[Stored data]

►

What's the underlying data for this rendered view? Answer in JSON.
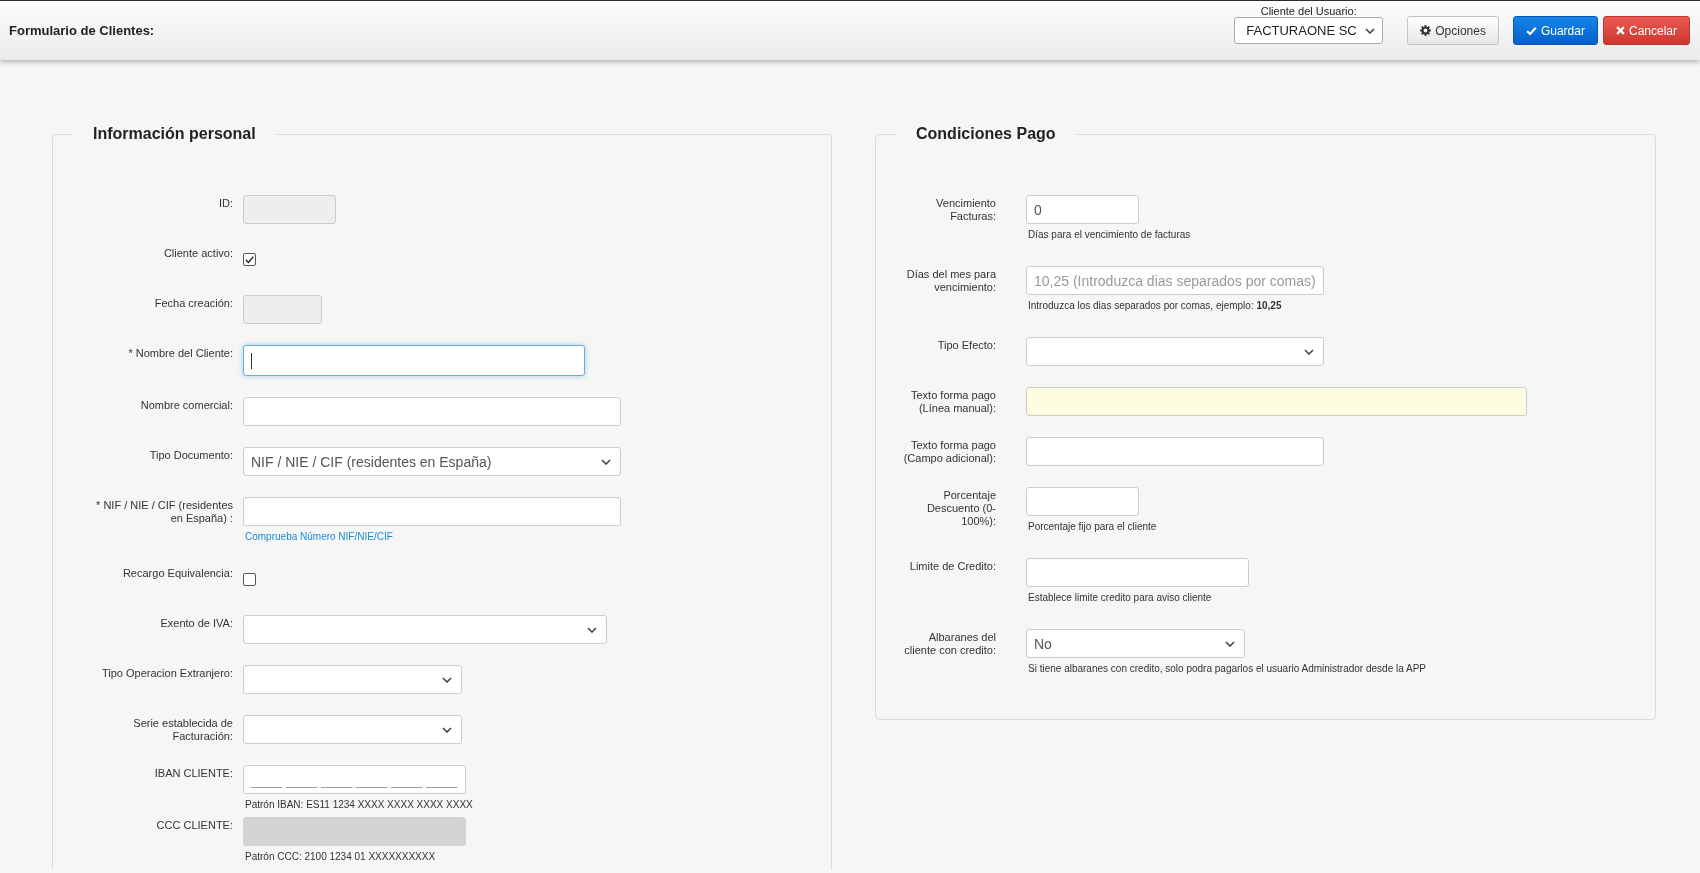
{
  "header": {
    "title": "Formulario de Clientes:",
    "user_client": {
      "label": "Cliente del Usuario:",
      "value": "FACTURAONE SC"
    },
    "buttons": [
      {
        "label": "Opciones",
        "kind": "default"
      },
      {
        "label": "Guardar",
        "kind": "primary"
      },
      {
        "label": "Cancelar",
        "kind": "danger"
      }
    ]
  },
  "sections": [
    {
      "title": "Información personal",
      "rows": [
        {
          "label": "ID:",
          "kind": "text",
          "disabled": true,
          "focused": false,
          "highlighted": false
        },
        {
          "label": "Cliente activo:",
          "kind": "checkbox",
          "checked": true
        },
        {
          "label": "Fecha creación:",
          "kind": "text",
          "disabled": true,
          "focused": false,
          "highlighted": false
        },
        {
          "label": "* Nombre del Cliente:",
          "kind": "text",
          "disabled": false,
          "focused": true,
          "highlighted": false
        },
        {
          "label": "Nombre comercial:",
          "kind": "text",
          "disabled": false,
          "focused": false,
          "highlighted": false
        },
        {
          "label": "Tipo Documento:",
          "kind": "select",
          "value": "NIF / NIE / CIF (residentes en España)",
          "disabled": false,
          "focused": false
        },
        {
          "label": "* NIF / NIE / CIF (residentes en España) :",
          "kind": "text",
          "disabled": false,
          "focused": false,
          "highlighted": false,
          "link": "Comprueba Número NIF/NIE/CIF"
        },
        {
          "label": "Recargo Equivalencia:",
          "kind": "checkbox",
          "checked": false
        },
        {
          "label": "Exento de IVA:",
          "kind": "select",
          "disabled": false,
          "focused": false
        },
        {
          "label": "Tipo Operacion Extranjero:",
          "kind": "select",
          "disabled": false,
          "focused": false
        },
        {
          "label": "Serie establecida de Facturación:",
          "kind": "select",
          "disabled": false,
          "focused": false
        },
        {
          "label": "IBAN CLIENTE:",
          "kind": "text",
          "placeholder": "____ ____ ____ ____ ____ ____",
          "disabled": false,
          "focused": false,
          "highlighted": false,
          "hint": "Patrón IBAN: ES11 1234 XXXX XXXX XXXX XXXX"
        },
        {
          "label": "CCC CLIENTE:",
          "kind": "locked",
          "hint": "Patrón CCC: 2100 1234 01 XXXXXXXXXX"
        }
      ]
    },
    {
      "title": "Condiciones Pago",
      "rows": [
        {
          "label": "Vencimiento Facturas:",
          "kind": "text",
          "value": "0",
          "disabled": false,
          "focused": false,
          "highlighted": false,
          "hint": "Días para el vencimiento de facturas"
        },
        {
          "label": "Días del mes para vencimiento:",
          "kind": "text",
          "placeholder": "10,25 (Introduzca dias separados por comas)",
          "disabled": false,
          "focused": false,
          "highlighted": false,
          "hint": "Introduzca los dias separados por comas, ejemplo: **10,25**"
        },
        {
          "label": "Tipo Efecto:",
          "kind": "select",
          "disabled": false,
          "focused": false
        },
        {
          "label": "Texto forma pago (Línea manual):",
          "kind": "text",
          "disabled": false,
          "focused": false,
          "highlighted": true
        },
        {
          "label": "Texto forma pago (Campo adicional):",
          "kind": "text",
          "disabled": false,
          "focused": false,
          "highlighted": false
        },
        {
          "label": "Porcentaje Descuento (0-100%):",
          "kind": "text",
          "disabled": false,
          "focused": false,
          "highlighted": false,
          "hint": "Porcentaje fijo para el cliente"
        },
        {
          "label": "Limite de Credito:",
          "kind": "text",
          "disabled": false,
          "focused": false,
          "highlighted": false,
          "hint": "Establece limite credito para aviso cliente"
        },
        {
          "label": "Albaranes del cliente con credito:",
          "kind": "select",
          "value": "No",
          "disabled": false,
          "focused": false,
          "hint": "Si tiene albaranes con credito, solo podra pagarlos el usuario Administrador desde la APP"
        }
      ]
    }
  ]
}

◄

| Problem details |
Look through the listing and extract every line with "true" in it.

| Solved problem |
          "disabled": true,
          "checked": true
          "disabled": true,
          "focused": true,
          "highlighted": true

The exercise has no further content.